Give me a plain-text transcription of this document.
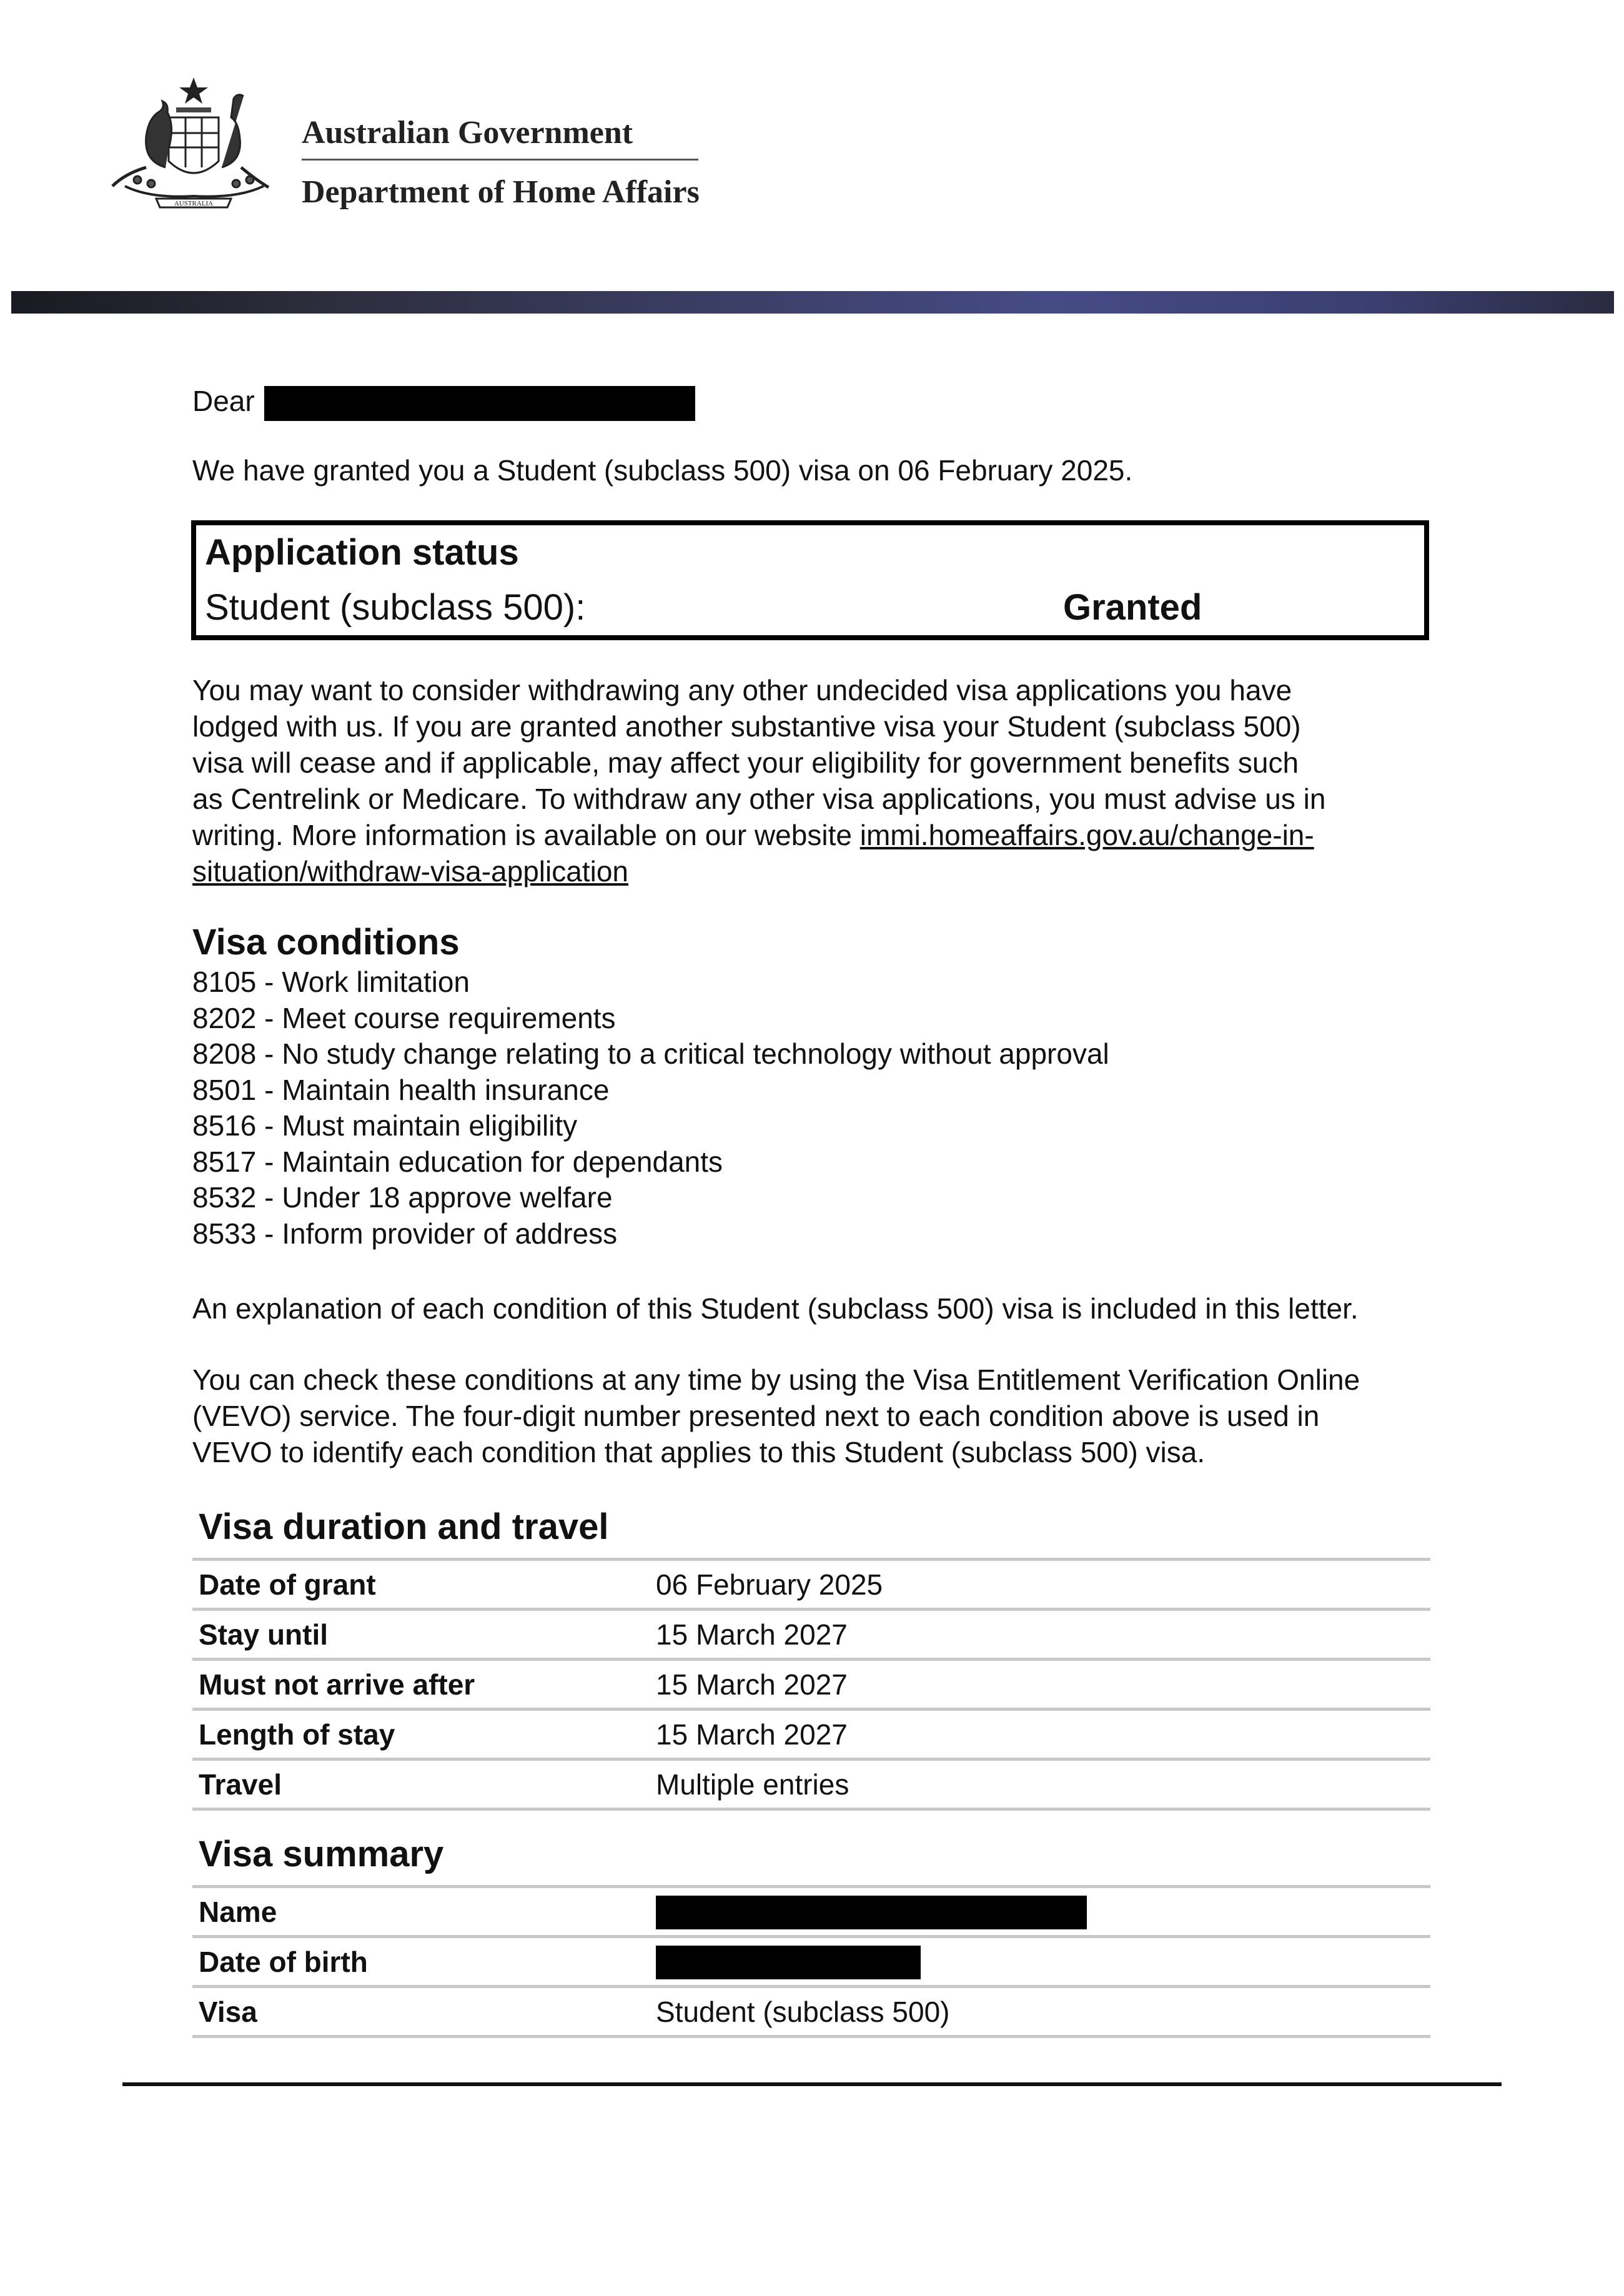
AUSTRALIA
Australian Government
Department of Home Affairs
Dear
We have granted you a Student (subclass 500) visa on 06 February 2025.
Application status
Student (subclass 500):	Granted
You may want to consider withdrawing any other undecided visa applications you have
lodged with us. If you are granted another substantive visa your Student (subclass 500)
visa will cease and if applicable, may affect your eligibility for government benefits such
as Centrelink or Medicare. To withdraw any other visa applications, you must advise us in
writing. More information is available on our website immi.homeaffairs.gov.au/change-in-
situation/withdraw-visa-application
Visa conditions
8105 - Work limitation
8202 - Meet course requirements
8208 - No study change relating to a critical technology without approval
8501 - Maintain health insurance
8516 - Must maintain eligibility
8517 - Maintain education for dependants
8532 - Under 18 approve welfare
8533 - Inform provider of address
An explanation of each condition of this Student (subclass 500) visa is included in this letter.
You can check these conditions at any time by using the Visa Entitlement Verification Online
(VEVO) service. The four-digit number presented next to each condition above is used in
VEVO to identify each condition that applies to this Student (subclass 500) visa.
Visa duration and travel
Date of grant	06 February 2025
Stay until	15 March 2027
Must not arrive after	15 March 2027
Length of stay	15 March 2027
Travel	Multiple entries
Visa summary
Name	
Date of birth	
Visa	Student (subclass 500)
...
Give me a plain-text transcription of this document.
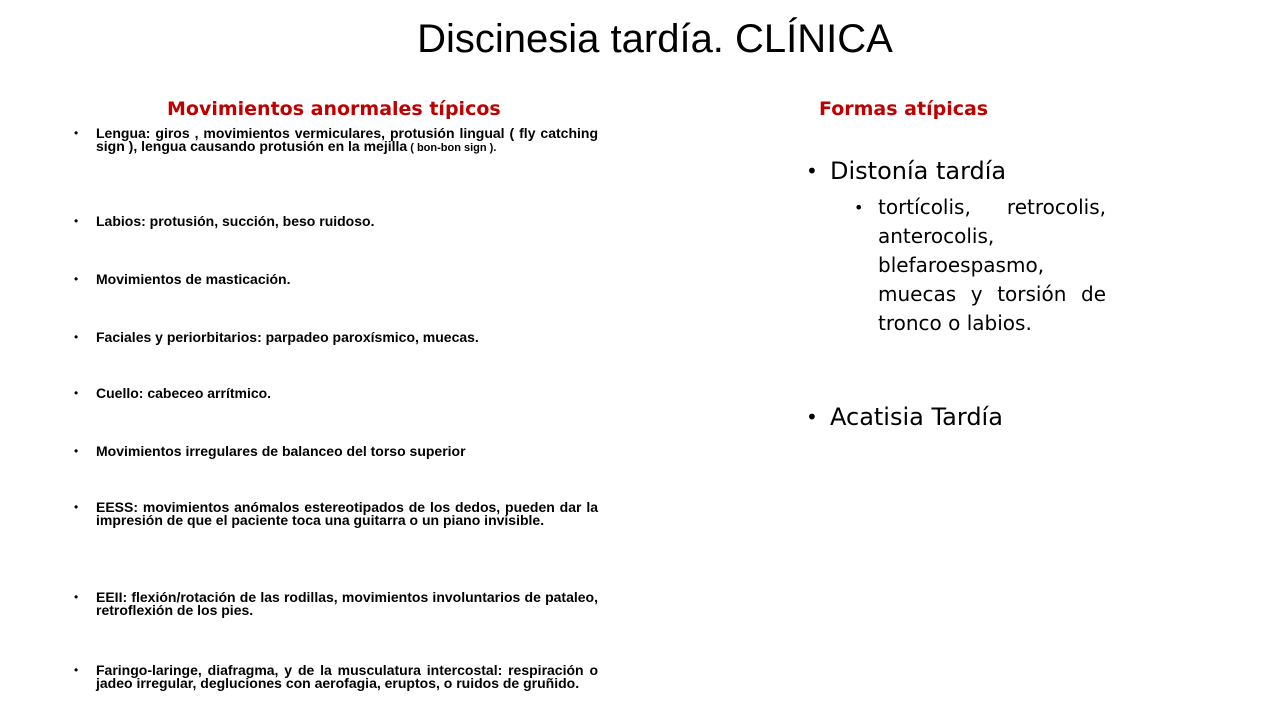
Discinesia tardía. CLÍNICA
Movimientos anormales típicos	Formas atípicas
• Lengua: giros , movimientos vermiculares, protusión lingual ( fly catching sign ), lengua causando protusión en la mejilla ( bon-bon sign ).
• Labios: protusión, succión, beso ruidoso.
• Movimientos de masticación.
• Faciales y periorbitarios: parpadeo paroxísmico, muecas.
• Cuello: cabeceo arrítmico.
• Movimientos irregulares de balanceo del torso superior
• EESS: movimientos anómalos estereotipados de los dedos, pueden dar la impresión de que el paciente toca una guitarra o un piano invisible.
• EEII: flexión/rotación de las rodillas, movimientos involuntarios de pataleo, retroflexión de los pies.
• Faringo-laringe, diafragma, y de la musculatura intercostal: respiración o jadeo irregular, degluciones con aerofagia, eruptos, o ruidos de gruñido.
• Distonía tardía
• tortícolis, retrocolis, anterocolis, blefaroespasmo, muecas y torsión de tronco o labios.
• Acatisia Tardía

> [Do this]: Identify and copy the lines holding the word "your".

> [Response to this task]:
lodged with us. If you are granted another substantive visa your Student (subclass 500)
visa will cease and if applicable, may affect your eligibility for government benefits such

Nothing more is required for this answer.